Short exercise:
Select the lines of the records containing the word "text" and list them.

Exercise materials:
══════

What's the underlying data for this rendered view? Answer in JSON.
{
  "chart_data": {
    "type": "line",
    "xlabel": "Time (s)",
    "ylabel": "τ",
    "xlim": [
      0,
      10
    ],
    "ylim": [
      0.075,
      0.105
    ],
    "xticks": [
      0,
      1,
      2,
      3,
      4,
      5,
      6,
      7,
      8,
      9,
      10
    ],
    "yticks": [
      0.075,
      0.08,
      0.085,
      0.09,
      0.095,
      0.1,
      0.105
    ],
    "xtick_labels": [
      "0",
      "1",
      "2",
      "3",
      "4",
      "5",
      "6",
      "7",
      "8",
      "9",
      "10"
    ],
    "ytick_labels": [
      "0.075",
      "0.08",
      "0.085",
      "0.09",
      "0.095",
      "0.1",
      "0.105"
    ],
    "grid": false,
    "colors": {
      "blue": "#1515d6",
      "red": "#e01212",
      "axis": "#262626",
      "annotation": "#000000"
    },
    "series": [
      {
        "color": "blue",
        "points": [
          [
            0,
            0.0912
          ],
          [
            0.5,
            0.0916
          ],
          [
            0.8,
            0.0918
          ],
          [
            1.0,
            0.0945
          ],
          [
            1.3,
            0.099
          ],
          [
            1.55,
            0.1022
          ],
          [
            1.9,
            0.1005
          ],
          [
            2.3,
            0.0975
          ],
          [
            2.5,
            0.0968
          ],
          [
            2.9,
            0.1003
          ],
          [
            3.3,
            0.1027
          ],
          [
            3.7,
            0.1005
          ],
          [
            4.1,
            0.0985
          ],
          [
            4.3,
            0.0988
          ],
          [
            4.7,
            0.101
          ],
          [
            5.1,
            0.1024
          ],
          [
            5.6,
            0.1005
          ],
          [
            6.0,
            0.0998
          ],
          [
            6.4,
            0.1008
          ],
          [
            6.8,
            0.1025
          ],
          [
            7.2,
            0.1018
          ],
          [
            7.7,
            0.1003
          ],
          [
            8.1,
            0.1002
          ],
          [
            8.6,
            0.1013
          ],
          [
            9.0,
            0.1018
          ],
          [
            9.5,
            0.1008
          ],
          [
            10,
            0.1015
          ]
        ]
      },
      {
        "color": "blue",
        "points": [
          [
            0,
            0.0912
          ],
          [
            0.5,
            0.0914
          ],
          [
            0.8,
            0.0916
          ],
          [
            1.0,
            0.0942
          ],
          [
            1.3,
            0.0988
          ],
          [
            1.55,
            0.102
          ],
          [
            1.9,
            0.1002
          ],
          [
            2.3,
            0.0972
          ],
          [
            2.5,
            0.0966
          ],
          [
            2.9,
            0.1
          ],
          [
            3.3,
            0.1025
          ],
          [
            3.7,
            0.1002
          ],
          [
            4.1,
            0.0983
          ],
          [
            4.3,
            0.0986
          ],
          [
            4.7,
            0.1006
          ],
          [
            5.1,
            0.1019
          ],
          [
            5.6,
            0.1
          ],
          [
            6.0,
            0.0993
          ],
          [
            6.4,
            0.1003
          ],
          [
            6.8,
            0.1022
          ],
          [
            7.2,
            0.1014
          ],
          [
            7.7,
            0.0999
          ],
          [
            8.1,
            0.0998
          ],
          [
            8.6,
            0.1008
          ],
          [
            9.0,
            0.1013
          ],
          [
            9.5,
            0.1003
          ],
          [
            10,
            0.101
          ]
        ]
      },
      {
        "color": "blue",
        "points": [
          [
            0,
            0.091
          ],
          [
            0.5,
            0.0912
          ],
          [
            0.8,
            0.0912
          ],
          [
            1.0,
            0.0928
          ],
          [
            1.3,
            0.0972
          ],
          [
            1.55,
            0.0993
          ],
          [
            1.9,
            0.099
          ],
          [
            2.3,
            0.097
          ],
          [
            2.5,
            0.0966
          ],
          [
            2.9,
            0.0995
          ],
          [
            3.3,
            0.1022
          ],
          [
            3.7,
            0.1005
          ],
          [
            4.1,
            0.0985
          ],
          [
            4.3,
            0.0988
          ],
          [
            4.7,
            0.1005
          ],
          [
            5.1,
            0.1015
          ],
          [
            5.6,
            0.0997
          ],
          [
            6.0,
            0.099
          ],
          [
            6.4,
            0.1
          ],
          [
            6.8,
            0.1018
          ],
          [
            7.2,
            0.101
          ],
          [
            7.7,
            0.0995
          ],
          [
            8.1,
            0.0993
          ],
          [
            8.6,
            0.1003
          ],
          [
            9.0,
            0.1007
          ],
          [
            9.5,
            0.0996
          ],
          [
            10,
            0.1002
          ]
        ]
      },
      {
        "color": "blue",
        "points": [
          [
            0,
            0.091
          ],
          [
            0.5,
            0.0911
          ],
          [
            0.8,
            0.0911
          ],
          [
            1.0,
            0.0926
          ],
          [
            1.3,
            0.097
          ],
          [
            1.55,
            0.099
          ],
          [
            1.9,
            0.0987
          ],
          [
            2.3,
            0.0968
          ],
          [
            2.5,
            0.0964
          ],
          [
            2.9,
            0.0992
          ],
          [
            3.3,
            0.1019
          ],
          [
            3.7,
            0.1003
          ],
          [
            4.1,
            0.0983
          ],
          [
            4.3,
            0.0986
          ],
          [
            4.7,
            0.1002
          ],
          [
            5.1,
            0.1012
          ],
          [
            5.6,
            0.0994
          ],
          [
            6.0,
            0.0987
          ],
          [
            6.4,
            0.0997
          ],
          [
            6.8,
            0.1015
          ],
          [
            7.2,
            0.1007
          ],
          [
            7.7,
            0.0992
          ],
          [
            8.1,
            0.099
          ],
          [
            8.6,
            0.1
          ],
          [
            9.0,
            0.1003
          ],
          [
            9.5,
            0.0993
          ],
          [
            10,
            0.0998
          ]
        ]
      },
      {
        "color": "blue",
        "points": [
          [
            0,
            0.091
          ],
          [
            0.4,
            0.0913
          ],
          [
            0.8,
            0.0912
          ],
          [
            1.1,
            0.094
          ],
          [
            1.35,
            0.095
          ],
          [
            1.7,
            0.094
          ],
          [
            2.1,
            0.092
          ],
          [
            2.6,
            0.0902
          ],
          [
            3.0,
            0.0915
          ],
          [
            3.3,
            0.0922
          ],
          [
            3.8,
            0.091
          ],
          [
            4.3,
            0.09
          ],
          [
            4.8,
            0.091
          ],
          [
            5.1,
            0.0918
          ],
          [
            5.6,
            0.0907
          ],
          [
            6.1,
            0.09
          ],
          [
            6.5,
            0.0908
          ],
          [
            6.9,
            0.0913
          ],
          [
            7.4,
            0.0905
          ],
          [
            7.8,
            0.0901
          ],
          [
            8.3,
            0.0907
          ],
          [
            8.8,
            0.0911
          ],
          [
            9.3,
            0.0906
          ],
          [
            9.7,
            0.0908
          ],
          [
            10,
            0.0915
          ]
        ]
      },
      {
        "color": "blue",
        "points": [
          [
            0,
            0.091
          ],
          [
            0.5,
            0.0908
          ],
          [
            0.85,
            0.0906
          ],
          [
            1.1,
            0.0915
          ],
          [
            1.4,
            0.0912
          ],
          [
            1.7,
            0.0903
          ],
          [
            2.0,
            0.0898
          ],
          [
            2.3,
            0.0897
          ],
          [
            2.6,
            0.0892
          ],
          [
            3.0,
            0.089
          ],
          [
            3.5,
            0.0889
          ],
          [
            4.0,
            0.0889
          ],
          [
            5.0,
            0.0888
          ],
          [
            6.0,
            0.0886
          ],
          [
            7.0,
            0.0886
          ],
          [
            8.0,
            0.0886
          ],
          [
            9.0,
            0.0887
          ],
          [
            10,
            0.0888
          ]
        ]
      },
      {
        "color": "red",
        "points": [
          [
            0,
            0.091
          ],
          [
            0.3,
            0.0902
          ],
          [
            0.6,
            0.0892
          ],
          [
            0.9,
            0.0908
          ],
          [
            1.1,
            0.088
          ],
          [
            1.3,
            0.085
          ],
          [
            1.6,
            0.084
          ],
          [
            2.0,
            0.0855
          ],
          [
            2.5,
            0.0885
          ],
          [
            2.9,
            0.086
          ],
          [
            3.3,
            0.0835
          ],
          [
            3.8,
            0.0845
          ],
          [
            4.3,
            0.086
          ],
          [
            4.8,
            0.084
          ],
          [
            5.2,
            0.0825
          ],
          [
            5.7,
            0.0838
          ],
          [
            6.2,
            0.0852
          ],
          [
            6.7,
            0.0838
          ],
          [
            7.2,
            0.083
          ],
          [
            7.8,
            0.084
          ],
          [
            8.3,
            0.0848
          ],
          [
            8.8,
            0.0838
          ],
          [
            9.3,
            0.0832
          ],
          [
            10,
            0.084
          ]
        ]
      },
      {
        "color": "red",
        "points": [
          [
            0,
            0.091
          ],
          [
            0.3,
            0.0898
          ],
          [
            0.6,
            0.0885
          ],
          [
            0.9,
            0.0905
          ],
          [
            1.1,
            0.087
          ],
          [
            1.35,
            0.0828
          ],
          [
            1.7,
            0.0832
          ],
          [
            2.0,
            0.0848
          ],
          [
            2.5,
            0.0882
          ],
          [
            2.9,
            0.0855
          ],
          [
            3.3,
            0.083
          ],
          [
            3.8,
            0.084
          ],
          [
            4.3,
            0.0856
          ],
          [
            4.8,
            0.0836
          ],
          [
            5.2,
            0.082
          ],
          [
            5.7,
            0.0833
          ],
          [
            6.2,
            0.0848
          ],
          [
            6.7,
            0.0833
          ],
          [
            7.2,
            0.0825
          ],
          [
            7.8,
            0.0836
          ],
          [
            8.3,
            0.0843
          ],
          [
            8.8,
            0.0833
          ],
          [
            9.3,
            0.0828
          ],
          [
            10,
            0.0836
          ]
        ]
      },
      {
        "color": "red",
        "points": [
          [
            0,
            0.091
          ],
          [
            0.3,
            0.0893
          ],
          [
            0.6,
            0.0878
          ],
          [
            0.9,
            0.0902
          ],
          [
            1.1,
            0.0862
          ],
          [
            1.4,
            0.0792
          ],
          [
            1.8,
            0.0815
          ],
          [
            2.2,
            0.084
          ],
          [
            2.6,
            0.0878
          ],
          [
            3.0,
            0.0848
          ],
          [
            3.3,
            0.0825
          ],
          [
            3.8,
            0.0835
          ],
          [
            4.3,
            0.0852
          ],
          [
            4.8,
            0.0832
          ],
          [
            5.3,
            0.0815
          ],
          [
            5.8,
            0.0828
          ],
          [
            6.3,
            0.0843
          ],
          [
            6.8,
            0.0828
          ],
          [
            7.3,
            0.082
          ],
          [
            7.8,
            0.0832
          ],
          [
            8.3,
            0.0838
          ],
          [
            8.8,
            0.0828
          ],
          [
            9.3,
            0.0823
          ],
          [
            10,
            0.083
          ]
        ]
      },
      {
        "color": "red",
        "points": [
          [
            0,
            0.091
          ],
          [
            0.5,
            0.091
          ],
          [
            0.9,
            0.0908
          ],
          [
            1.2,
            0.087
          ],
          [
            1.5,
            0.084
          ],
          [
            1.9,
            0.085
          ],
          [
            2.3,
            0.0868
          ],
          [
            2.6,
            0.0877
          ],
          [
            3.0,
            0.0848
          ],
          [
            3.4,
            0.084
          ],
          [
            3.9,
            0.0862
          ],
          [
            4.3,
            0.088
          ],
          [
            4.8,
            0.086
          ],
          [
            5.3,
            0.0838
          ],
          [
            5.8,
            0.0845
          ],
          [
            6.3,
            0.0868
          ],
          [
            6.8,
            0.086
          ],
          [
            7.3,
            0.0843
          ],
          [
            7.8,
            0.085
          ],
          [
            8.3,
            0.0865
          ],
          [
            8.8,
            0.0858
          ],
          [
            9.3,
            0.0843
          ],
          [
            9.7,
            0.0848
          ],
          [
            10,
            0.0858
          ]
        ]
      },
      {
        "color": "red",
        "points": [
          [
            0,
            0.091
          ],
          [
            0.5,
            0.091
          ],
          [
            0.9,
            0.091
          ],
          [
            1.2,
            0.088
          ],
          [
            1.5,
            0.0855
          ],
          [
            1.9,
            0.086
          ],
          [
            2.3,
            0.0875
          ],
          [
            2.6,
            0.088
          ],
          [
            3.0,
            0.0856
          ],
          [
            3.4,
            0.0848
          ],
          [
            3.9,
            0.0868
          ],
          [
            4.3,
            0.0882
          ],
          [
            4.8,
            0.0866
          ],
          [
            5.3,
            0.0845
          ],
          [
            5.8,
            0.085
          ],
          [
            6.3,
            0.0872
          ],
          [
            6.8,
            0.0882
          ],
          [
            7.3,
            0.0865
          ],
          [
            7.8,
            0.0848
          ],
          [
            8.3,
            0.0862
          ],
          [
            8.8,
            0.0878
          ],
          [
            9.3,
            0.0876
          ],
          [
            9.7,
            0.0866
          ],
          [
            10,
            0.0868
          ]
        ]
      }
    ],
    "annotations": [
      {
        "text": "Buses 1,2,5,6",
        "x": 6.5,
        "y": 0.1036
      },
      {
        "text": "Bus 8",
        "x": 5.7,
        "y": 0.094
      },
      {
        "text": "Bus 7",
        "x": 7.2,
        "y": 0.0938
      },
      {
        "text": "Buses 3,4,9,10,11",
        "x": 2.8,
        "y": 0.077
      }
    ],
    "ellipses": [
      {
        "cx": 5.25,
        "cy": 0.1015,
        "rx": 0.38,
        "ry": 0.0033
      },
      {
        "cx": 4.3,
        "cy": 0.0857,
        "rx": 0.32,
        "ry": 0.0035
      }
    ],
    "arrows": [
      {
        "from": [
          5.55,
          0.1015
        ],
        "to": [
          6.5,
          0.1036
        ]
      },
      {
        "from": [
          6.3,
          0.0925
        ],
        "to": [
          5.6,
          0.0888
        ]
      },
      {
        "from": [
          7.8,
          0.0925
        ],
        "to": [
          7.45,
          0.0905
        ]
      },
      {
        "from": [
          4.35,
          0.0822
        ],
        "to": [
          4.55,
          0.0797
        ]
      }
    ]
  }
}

══════

Task response:
        "text": "Buses 1,2,5,6",
        "text": "Bus 8",
        "text": "Bus 7",
        "text": "Buses 3,4,9,10,11",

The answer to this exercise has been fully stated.